→ DATA LINES
========================================================================

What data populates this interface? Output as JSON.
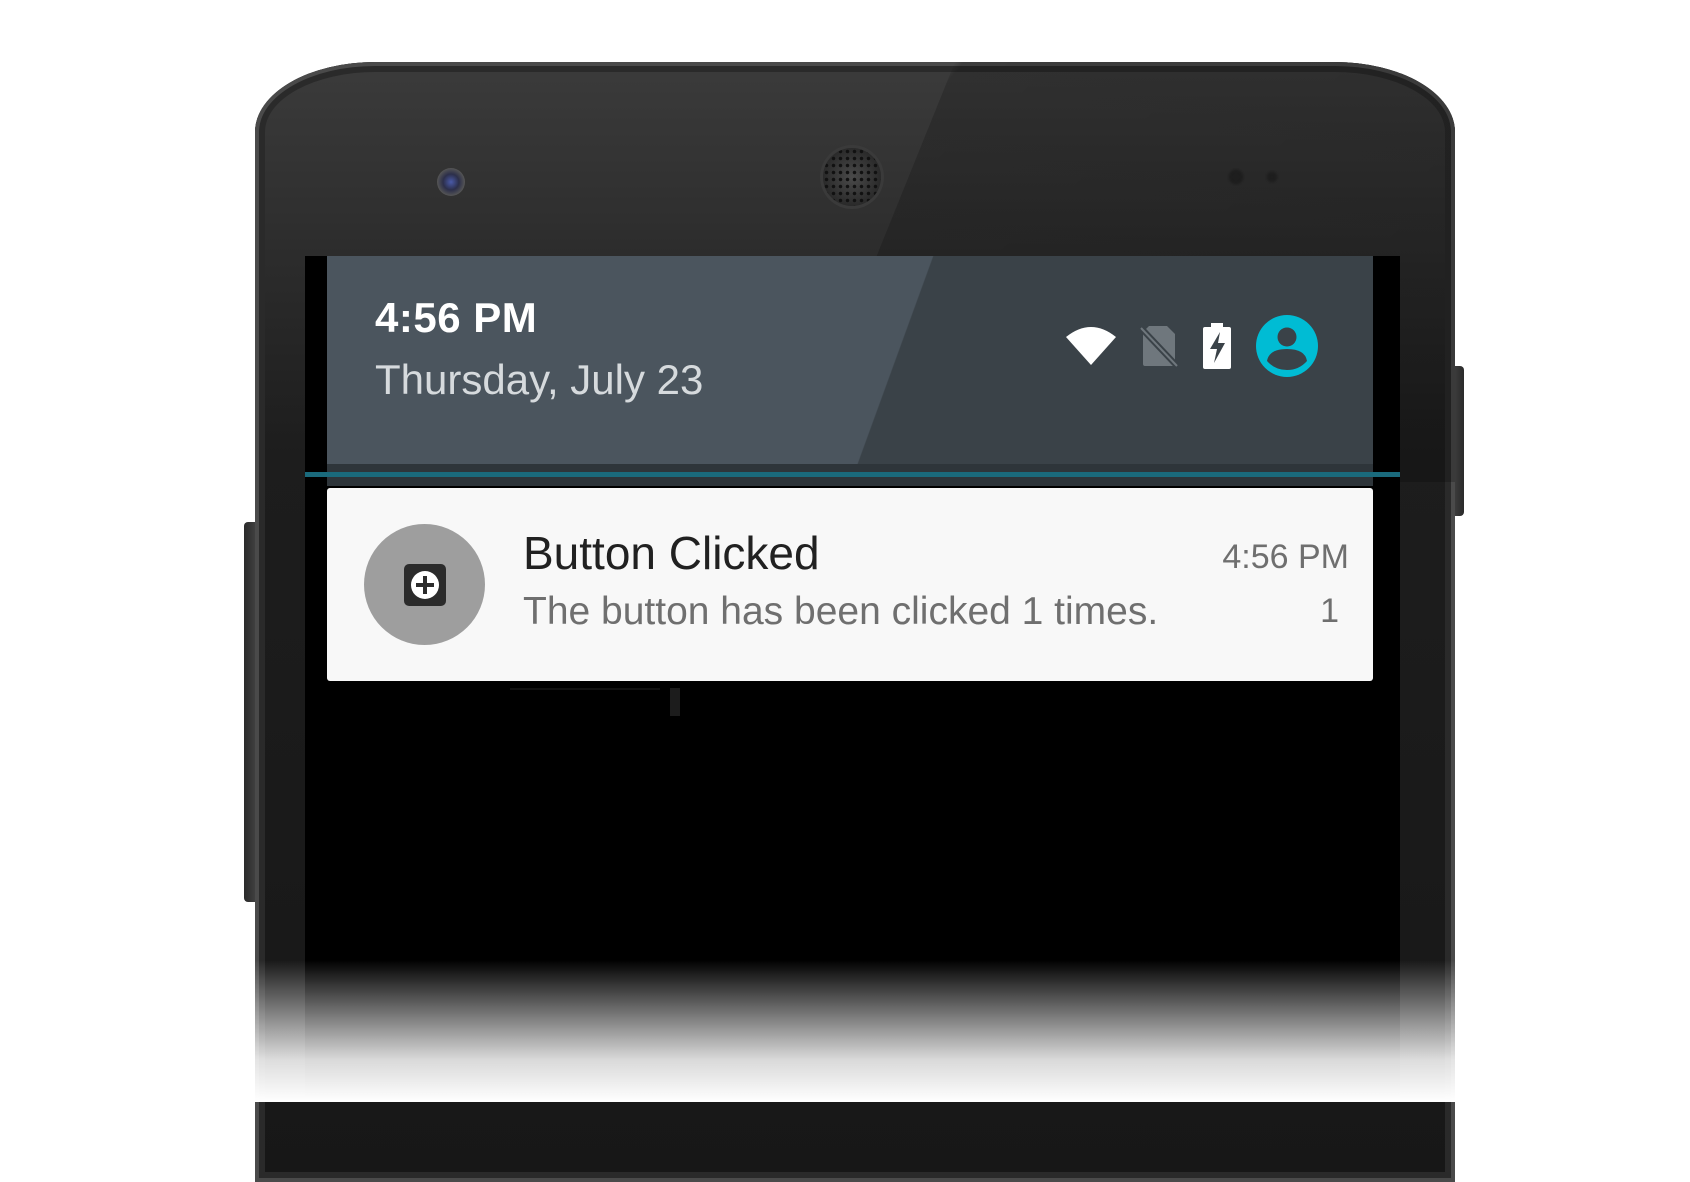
{
  "status_header": {
    "time": "4:56 PM",
    "date": "Thursday, July 23",
    "icons": [
      "wifi-icon",
      "no-sim-icon",
      "battery-charging-icon",
      "user-account-icon"
    ],
    "accent_color": "#00bcd4"
  },
  "notification": {
    "title": "Button Clicked",
    "text": "The button has been clicked 1 times.",
    "time": "4:56 PM",
    "count": "1",
    "icon": "add-box-icon"
  }
}
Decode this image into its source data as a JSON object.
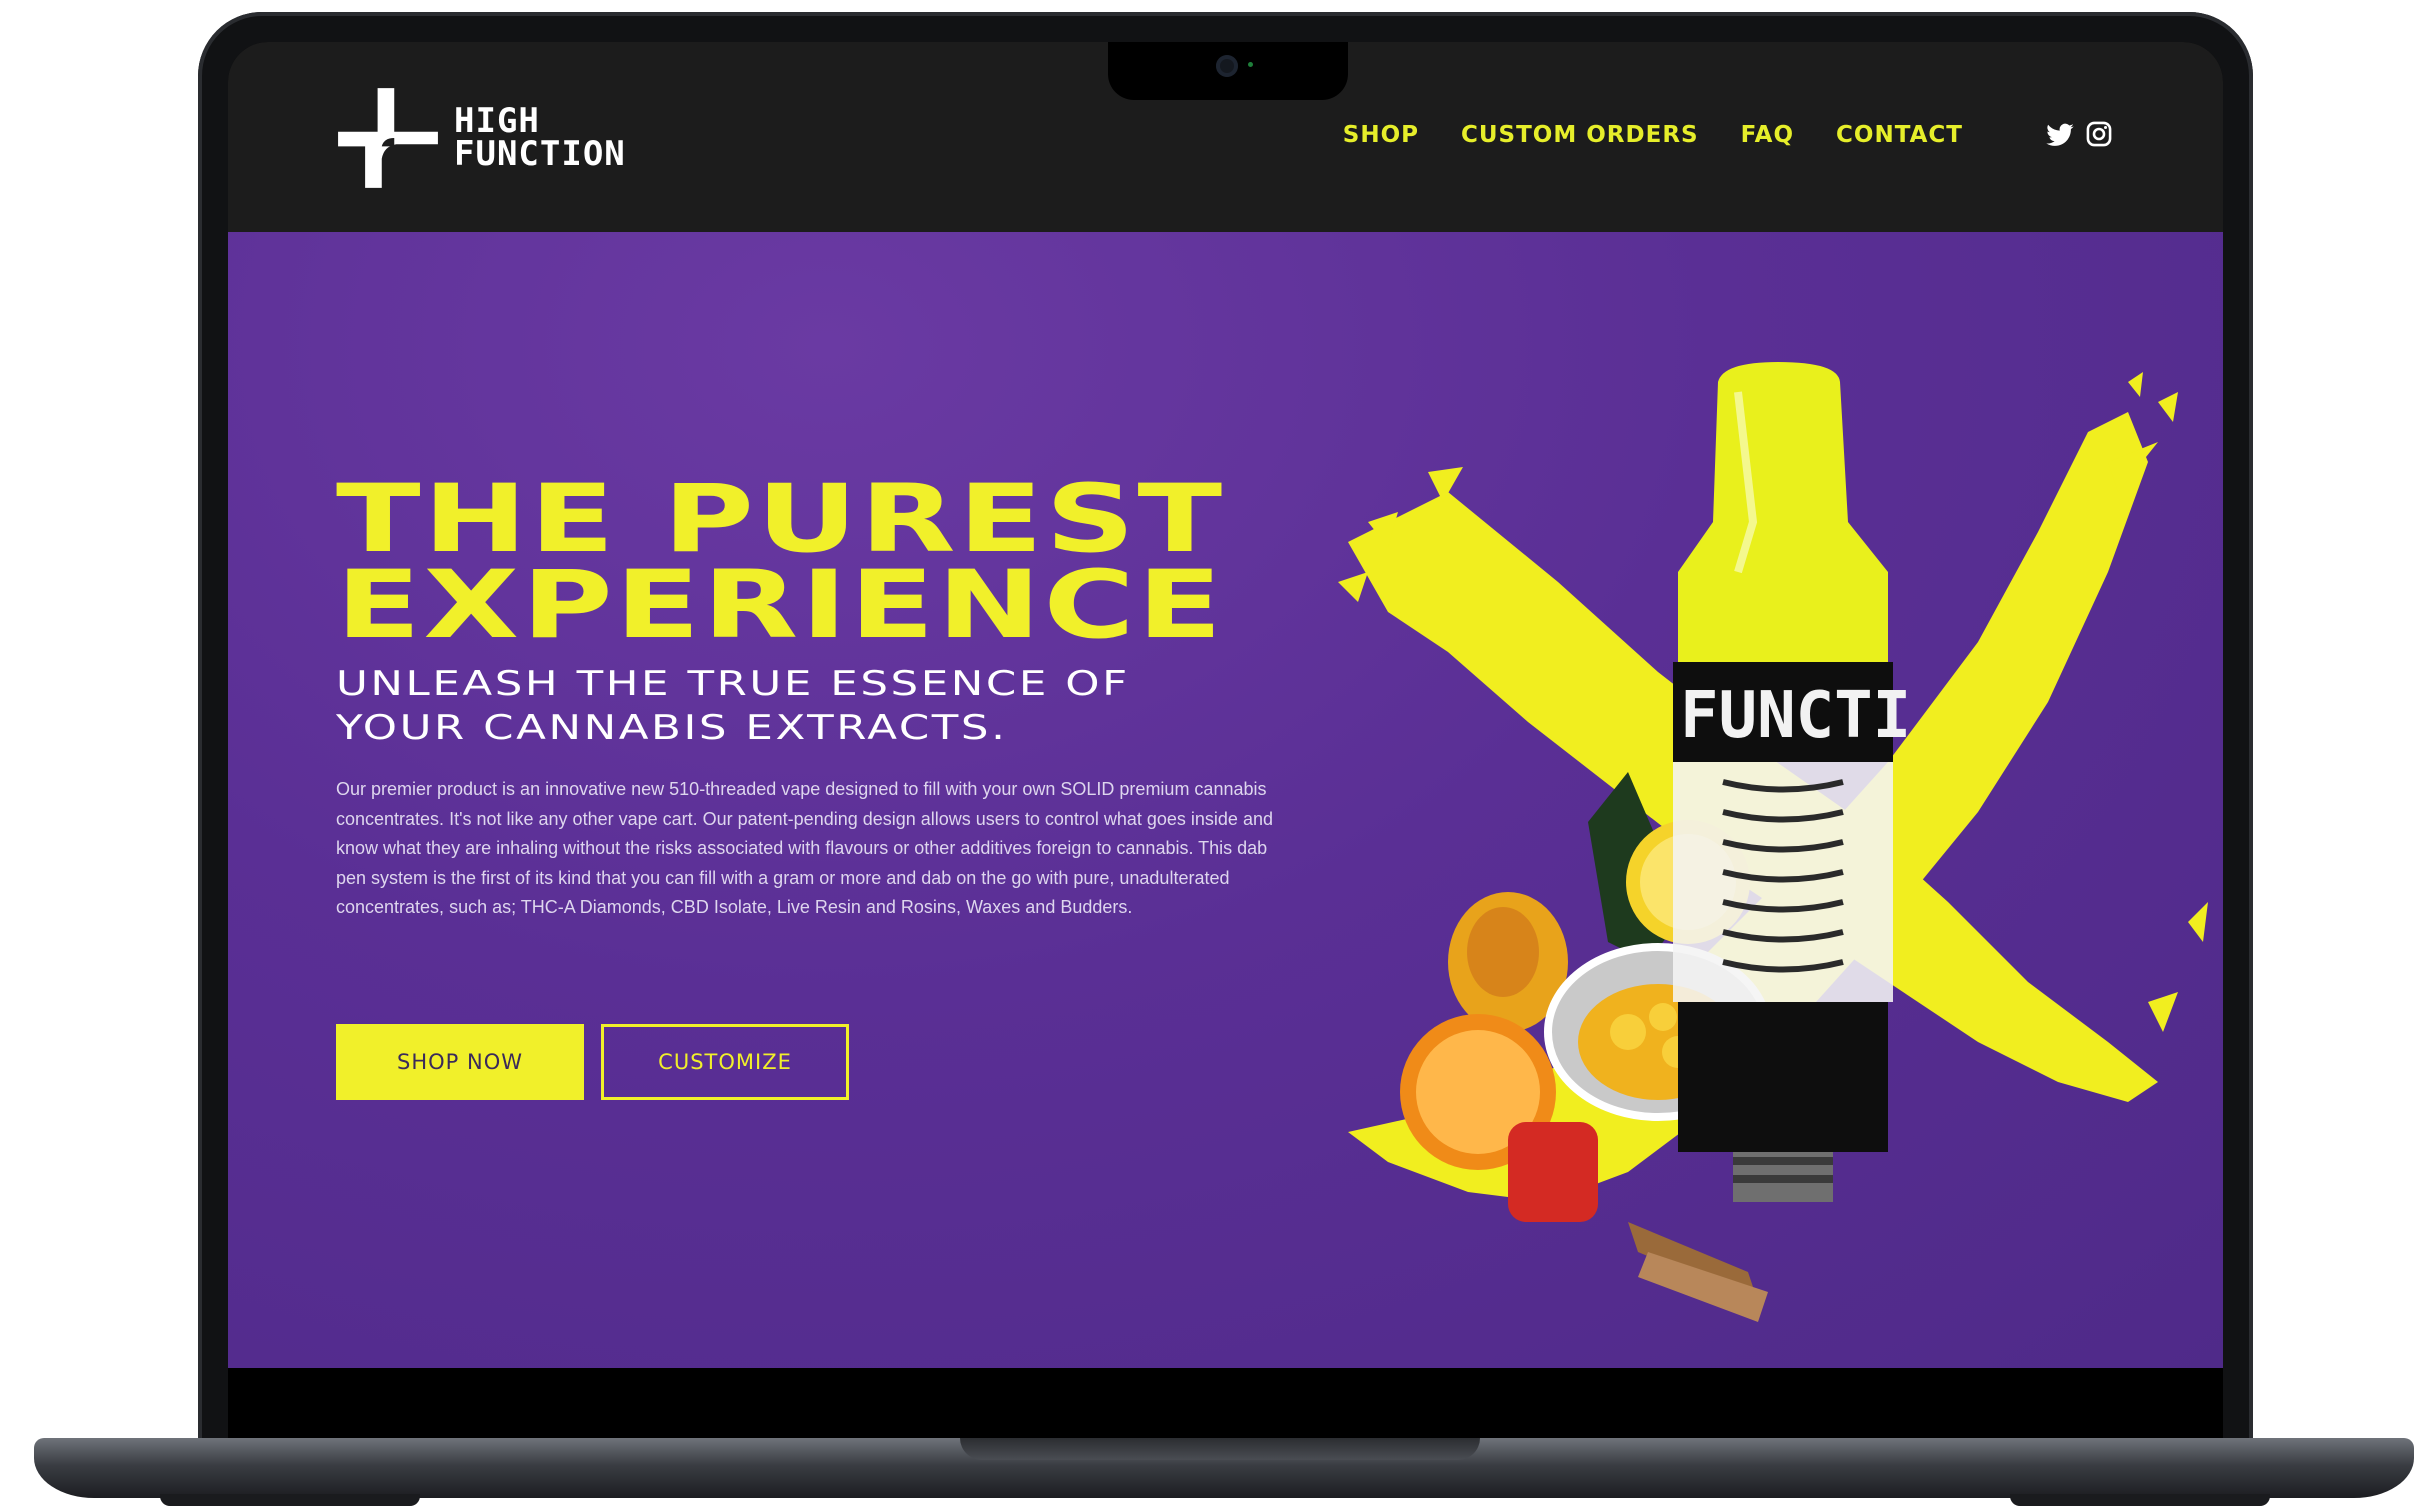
{
  "brand": {
    "line1": "HIGH",
    "line2": "FUNCTION"
  },
  "nav": {
    "items": [
      {
        "label": "SHOP"
      },
      {
        "label": "CUSTOM ORDERS"
      },
      {
        "label": "FAQ"
      },
      {
        "label": "CONTACT"
      }
    ]
  },
  "social": {
    "icons": [
      "twitter-icon",
      "instagram-icon"
    ]
  },
  "hero": {
    "headline_1": "THE PUREST",
    "headline_2": "EXPERIENCE",
    "subhead_1": "UNLEASH THE TRUE ESSENCE OF",
    "subhead_2": "YOUR CANNABIS EXTRACTS.",
    "body": "Our premier product is an innovative new 510-threaded vape designed to fill with your own SOLID premium cannabis concentrates. It's not like any other vape cart. Our patent-pending design allows users to control what goes inside and know what they are inhaling without the risks associated with flavours or other additives foreign to cannabis. This dab pen system is the first of its kind that you can fill with a gram or more and dab on the go with pure, unadulterated concentrates, such as; THC-A Diamonds, CBD Isolate, Live Resin and Rosins, Waxes and Budders.",
    "shop_button": "SHOP NOW",
    "customize_button": "CUSTOMIZE",
    "product_label": "FUNCTI"
  },
  "colors": {
    "accent_yellow": "#f1f02a",
    "hero_purple": "#5a2f95",
    "header_dark": "#1c1c1c"
  }
}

========================================================================

→ GIVEN EXERCISE
Repeat all the data as it stands, dropping any images it holds.

→ PROBLEM SOLUTION
What data populates this interface? Output as JSON.
{
  "status_header": {
    "time": "4:56 PM",
    "date": "Thursday, July 23",
    "icons": [
      "wifi-icon",
      "no-sim-icon",
      "battery-charging-icon",
      "user-account-icon"
    ],
    "accent_color": "#00bcd4"
  },
  "notification": {
    "title": "Button Clicked",
    "text": "The button has been clicked 1 times.",
    "time": "4:56 PM",
    "count": "1",
    "icon": "add-box-icon"
  }
}
Decode this image into its source data as a JSON object.
{
  "brand": {
    "line1": "HIGH",
    "line2": "FUNCTION"
  },
  "nav": {
    "items": [
      {
        "label": "SHOP"
      },
      {
        "label": "CUSTOM ORDERS"
      },
      {
        "label": "FAQ"
      },
      {
        "label": "CONTACT"
      }
    ]
  },
  "social": {
    "icons": [
      "twitter-icon",
      "instagram-icon"
    ]
  },
  "hero": {
    "headline_1": "THE PUREST",
    "headline_2": "EXPERIENCE",
    "subhead_1": "UNLEASH THE TRUE ESSENCE OF",
    "subhead_2": "YOUR CANNABIS EXTRACTS.",
    "body": "Our premier product is an innovative new 510-threaded vape designed to fill with your own SOLID premium cannabis concentrates. It's not like any other vape cart. Our patent-pending design allows users to control what goes inside and know what they are inhaling without the risks associated with flavours or other additives foreign to cannabis. This dab pen system is the first of its kind that you can fill with a gram or more and dab on the go with pure, unadulterated concentrates, such as; THC-A Diamonds, CBD Isolate, Live Resin and Rosins, Waxes and Budders.",
    "shop_button": "SHOP NOW",
    "customize_button": "CUSTOMIZE",
    "product_label": "FUNCTI"
  },
  "colors": {
    "accent_yellow": "#f1f02a",
    "hero_purple": "#5a2f95",
    "header_dark": "#1c1c1c"
  }
}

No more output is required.